WHAT YOU SHOULD DO: Please recast the stretch from the start of the records through the line containing "The rim part 2 is at (283, 347)." as a JSON list of strings, one string per line, with blank lines skipped and the pictures left out.

======

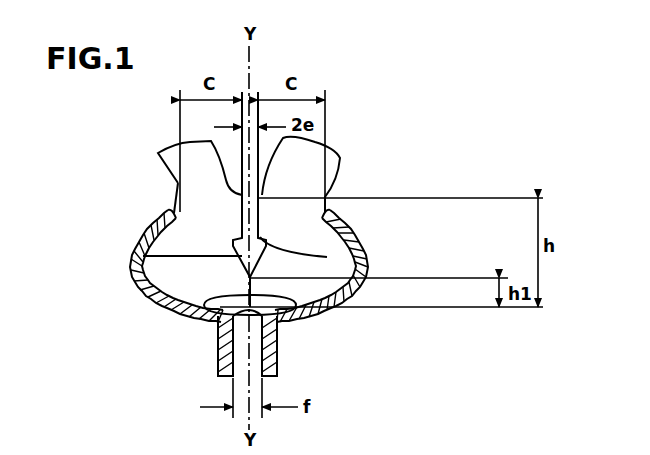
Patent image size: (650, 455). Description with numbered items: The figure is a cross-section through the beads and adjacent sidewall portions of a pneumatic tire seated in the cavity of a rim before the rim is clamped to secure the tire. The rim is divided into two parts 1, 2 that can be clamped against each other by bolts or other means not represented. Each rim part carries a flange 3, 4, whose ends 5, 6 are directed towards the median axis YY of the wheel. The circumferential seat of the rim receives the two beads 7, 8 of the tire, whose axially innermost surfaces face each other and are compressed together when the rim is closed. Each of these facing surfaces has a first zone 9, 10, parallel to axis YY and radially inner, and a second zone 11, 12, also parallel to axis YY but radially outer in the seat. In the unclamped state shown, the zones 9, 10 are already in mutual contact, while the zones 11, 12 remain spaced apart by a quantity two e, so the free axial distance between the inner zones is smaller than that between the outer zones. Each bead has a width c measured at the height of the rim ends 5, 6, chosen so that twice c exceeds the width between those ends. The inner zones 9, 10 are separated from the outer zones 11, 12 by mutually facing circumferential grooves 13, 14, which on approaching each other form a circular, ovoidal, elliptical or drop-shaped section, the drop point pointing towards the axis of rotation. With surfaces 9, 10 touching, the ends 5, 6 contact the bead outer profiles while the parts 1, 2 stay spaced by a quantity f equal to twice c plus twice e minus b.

The rim part 1 is at (217, 352).
The rim part 2 is at (283, 347).
The flange 3 is at (145, 288).
The flange 4 is at (340, 298).
The flange end 5 is at (170, 213).
The flange end 6 is at (332, 216).
The bead 7 is at (208, 224).
The bead 8 is at (296, 215).
The first zone 9 is at (168, 314).
The first zone 10 is at (290, 318).
The second zone 11 is at (178, 183).
The second zone 12 is at (305, 217).
The circumferential groove 13 is at (137, 262).
The circumferential groove 14 is at (366, 253).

======

FULL RESPONSE:
[
  "Patent image size: (650, 455). Description with numbered items: The figure is a cross-section through the beads and adjacent sidewall portions of a pneumatic tire seated in the cavity of a rim before the rim is clamped to secure the tire. The rim is divided into two parts 1, 2 that can be clamped against each other by bolts or other means not represented. Each rim part carries a flange 3, 4, whose ends 5, 6 are directed towards the median axis YY of the wheel. The circumferential seat of the rim receives the two beads 7, 8 of the tire, whose axially innermost surfaces face each other and are compressed together when the rim is closed. Each of these facing surfaces has a first zone 9, 10, parallel to axis YY and radially inner, and a second zone 11, 12, also parallel to axis YY but radially outer in the seat. In the unclamped state shown, the zones 9, 10 are already in mutual contact, while the zones 11, 12 remain spaced apart by a quantity two e, so the free axial distance between the inner zones is smaller than that between the outer zones. Each bead has a width c measured at the height of the rim ends 5, 6, chosen so that twice c exceeds the width between those ends. The inner zones 9, 10 are separated from the outer zones 11, 12 by mutually facing circumferential grooves 13, 14, which on approaching each other form a circular, ovoidal, elliptical or drop-shaped section, the drop point pointing towards the axis of rotation. With surfaces 9, 10 touching, the ends 5, 6 contact the bead outer profiles while the parts 1, 2 stay spaced by a quantity f equal to twice c plus twice e minus b.",
  "The rim part 1 is at (217, 352).",
  "The rim part 2 is at (283, 347)."
]